_What to do:_
Filter the records below for the word "will". Copy each line that holds it.

_Extracted information:_
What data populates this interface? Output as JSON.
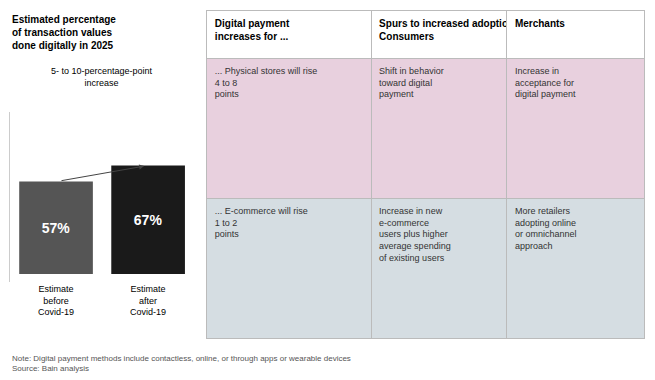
{
  "chart_data": [
    {
      "type": "bar",
      "title": "Estimated percentage\nof transaction values\ndone digitally in 2025",
      "subtitle": "5- to 10-percentage-point\nincrease",
      "categories": [
        "Estimate\nbefore\nCovid-19",
        "Estimate\nafter\nCovid-19"
      ],
      "values": [
        57,
        67
      ],
      "value_labels": [
        "57%",
        "67%"
      ],
      "colors": [
        "#555555",
        "#1a1a1a"
      ],
      "data_labels": true,
      "tick_labels": "x",
      "grid": false,
      "ylim": [
        -5,
        100
      ],
      "annotations": [
        "Note: Digital payment methods include contactless, online, or through apps or wearable devices\nSource: Bain analysis"
      ]
    },
    {
      "type": "table",
      "header": [
        "Digital payment\nincreases for ...",
        "Spurs to increased adoption for\nConsumers",
        "Merchants"
      ],
      "rows": [
        [
          "... Physical stores will rise\n4 to 8\npoints",
          "Shift in behavior\ntoward digital\npayment",
          "Increase in\nacceptance for\ndigital payment"
        ],
        [
          "... E-commerce will rise\n1 to 2\npoints",
          "Increase in new\ne-commerce\nusers plus higher\naverage spending\nof existing users",
          "More retailers\nadopting online\nor omnichannel\napproach"
        ]
      ],
      "colors": [
        "#e8d0de",
        "#d5dde2"
      ]
    }
  ]
}
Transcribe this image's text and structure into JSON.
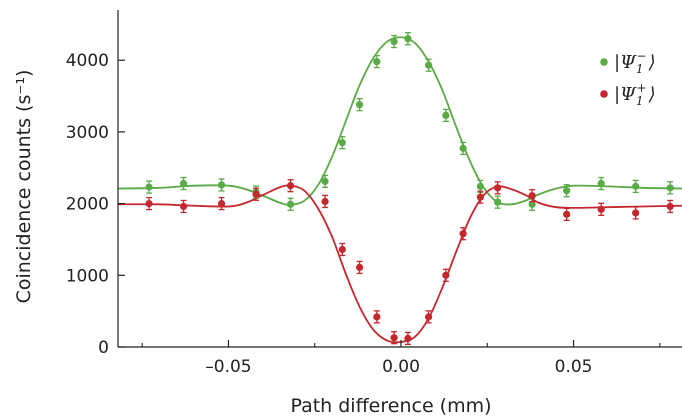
{
  "chart_data": {
    "type": "scatter",
    "title": "",
    "xlabel": "Path difference (mm)",
    "ylabel": "Coincidence counts (s⁻¹)",
    "xlim": [
      -0.082,
      0.082
    ],
    "ylim": [
      0,
      4700
    ],
    "x_ticks": [
      -0.05,
      0.0,
      0.05
    ],
    "x_tick_labels": [
      "–0.05",
      "0.00",
      "0.05"
    ],
    "x_minor_ticks": [
      -0.075,
      -0.025,
      0.025,
      0.075
    ],
    "y_ticks": [
      0,
      1000,
      2000,
      3000,
      4000
    ],
    "y_tick_labels": [
      "0",
      "1000",
      "2000",
      "3000",
      "4000"
    ],
    "grid": false,
    "legend_position": "top-right",
    "series": [
      {
        "name": "|Ψ₁⁻⟩",
        "legend_base": "|Ψ",
        "legend_sub": "1",
        "legend_sup": "−",
        "legend_end": "⟩",
        "color": "#5aaa46",
        "x": [
          -0.073,
          -0.063,
          -0.052,
          -0.042,
          -0.032,
          -0.022,
          -0.017,
          -0.012,
          -0.007,
          -0.002,
          0.002,
          0.008,
          0.013,
          0.018,
          0.023,
          0.028,
          0.038,
          0.048,
          0.058,
          0.068,
          0.078
        ],
        "y": [
          2230,
          2280,
          2260,
          2160,
          1990,
          2310,
          2850,
          3380,
          3980,
          4260,
          4300,
          3930,
          3230,
          2770,
          2240,
          2020,
          1990,
          2180,
          2280,
          2240,
          2220
        ],
        "fit_x": [
          -0.082,
          -0.07,
          -0.06,
          -0.05,
          -0.045,
          -0.04,
          -0.035,
          -0.032,
          -0.028,
          -0.024,
          -0.02,
          -0.016,
          -0.012,
          -0.008,
          -0.004,
          0.0,
          0.004,
          0.008,
          0.012,
          0.016,
          0.02,
          0.024,
          0.028,
          0.032,
          0.036,
          0.04,
          0.045,
          0.05,
          0.06,
          0.07,
          0.082
        ],
        "fit_y": [
          2210,
          2220,
          2250,
          2250,
          2200,
          2110,
          2010,
          1985,
          2040,
          2260,
          2650,
          3150,
          3650,
          4030,
          4260,
          4320,
          4240,
          3980,
          3580,
          3070,
          2590,
          2220,
          2020,
          1990,
          2040,
          2130,
          2210,
          2250,
          2240,
          2220,
          2210
        ]
      },
      {
        "name": "|Ψ₁⁺⟩",
        "legend_base": "|Ψ",
        "legend_sub": "1",
        "legend_sup": "+",
        "legend_end": "⟩",
        "color": "#c4282d",
        "x": [
          -0.073,
          -0.063,
          -0.052,
          -0.042,
          -0.032,
          -0.022,
          -0.017,
          -0.012,
          -0.007,
          -0.002,
          0.002,
          0.008,
          0.013,
          0.018,
          0.023,
          0.028,
          0.038,
          0.048,
          0.058,
          0.068,
          0.078
        ],
        "y": [
          2000,
          1960,
          2000,
          2130,
          2250,
          2030,
          1360,
          1110,
          420,
          130,
          120,
          420,
          1000,
          1580,
          2090,
          2220,
          2110,
          1850,
          1920,
          1870,
          1960
        ],
        "fit_x": [
          -0.082,
          -0.07,
          -0.06,
          -0.05,
          -0.045,
          -0.04,
          -0.035,
          -0.032,
          -0.028,
          -0.024,
          -0.02,
          -0.016,
          -0.012,
          -0.008,
          -0.004,
          0.0,
          0.004,
          0.008,
          0.012,
          0.016,
          0.02,
          0.024,
          0.028,
          0.032,
          0.036,
          0.04,
          0.045,
          0.05,
          0.06,
          0.07,
          0.082
        ],
        "fit_y": [
          1990,
          1990,
          1970,
          1960,
          2010,
          2120,
          2230,
          2250,
          2180,
          1930,
          1540,
          1020,
          560,
          240,
          90,
          70,
          140,
          400,
          830,
          1330,
          1800,
          2120,
          2240,
          2200,
          2120,
          2010,
          1950,
          1940,
          1950,
          1960,
          1970
        ]
      }
    ]
  }
}
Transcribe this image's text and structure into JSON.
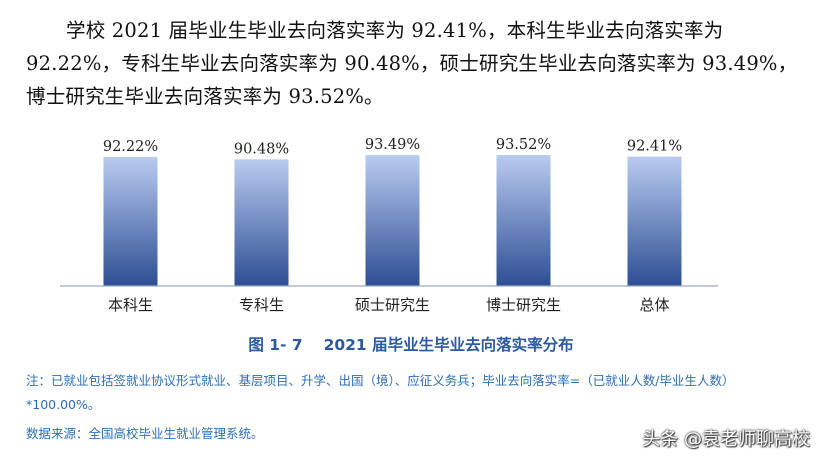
{
  "paragraph": "学校 2021 届毕业生毕业去向落实率为 92.41%，本科生毕业去向落实率为 92.22%，专科生毕业去向落实率为 90.48%，硕士研究生毕业去向落实率为 93.49%，博士研究生毕业去向落实率为 93.52%。",
  "chart_data": {
    "type": "bar",
    "categories": [
      "本科生",
      "专科生",
      "硕士研究生",
      "博士研究生",
      "总体"
    ],
    "values": [
      92.22,
      90.48,
      93.49,
      93.52,
      92.41
    ],
    "data_labels": [
      "92.22%",
      "90.48%",
      "93.49%",
      "93.52%",
      "92.41%"
    ],
    "grid": false,
    "bar_gradient": [
      "#b9cbef",
      "#2d4e94"
    ]
  },
  "caption": "图 1- 7　 2021 届毕业生毕业去向落实率分布",
  "note": "注：已就业包括签就业协议形式就业、基层项目、升学、出国（境）、应征义务兵；毕业去向落实率=（已就业人数/毕业生人数）*100.00%。",
  "source": "数据来源：全国高校毕业生就业管理系统。",
  "watermark": "头条 @袁老师聊高校"
}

_Correct result:_
          "... Physical stores will rise\n4 to 8\npoints",
          "... E-commerce will rise\n1 to 2\npoints",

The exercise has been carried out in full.